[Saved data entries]
···

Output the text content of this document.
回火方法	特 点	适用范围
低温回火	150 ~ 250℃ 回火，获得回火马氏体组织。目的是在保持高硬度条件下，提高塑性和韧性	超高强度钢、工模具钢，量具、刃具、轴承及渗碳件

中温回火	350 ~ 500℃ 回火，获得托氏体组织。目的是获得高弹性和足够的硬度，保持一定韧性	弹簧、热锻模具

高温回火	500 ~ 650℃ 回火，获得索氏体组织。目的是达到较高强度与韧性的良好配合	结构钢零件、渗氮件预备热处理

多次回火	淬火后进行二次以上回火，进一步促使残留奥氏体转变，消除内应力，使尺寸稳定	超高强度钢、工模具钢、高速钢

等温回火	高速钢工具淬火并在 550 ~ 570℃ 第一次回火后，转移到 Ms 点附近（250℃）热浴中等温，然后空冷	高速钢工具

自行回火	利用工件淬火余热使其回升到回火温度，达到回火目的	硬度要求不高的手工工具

···

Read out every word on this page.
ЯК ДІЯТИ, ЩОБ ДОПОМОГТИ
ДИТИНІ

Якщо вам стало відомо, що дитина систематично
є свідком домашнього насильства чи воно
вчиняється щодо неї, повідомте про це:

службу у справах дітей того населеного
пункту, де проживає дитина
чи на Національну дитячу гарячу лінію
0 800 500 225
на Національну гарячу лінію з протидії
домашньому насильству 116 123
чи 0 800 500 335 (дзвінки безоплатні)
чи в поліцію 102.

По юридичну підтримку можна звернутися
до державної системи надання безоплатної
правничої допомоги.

···

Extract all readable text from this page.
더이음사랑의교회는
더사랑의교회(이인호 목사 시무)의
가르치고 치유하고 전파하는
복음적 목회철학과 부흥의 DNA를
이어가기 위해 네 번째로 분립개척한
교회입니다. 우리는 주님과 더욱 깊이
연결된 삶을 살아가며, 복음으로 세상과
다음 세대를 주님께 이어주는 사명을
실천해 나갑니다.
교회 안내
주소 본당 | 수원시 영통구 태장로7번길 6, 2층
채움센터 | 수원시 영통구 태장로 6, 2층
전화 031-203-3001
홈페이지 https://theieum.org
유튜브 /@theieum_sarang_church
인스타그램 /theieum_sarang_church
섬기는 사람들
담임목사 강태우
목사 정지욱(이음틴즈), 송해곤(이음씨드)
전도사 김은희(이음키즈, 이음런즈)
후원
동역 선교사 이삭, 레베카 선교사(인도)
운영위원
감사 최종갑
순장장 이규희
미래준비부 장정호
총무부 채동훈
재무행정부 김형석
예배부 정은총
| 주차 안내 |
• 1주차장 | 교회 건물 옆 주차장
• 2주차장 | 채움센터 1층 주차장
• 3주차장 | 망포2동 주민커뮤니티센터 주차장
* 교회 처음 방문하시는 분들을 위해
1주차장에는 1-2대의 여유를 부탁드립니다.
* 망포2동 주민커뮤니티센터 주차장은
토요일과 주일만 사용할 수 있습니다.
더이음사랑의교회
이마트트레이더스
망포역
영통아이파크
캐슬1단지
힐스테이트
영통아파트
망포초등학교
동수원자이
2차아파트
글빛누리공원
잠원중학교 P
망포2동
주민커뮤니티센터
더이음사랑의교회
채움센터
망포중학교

···

▸ **Set exercise**
Pull out all lines containing "채움센터".

▸ **Solution**
채움센터 | 수원시 영통구 태장로 6, 2층
• 2주차장 | 채움센터 1층 주차장
채움센터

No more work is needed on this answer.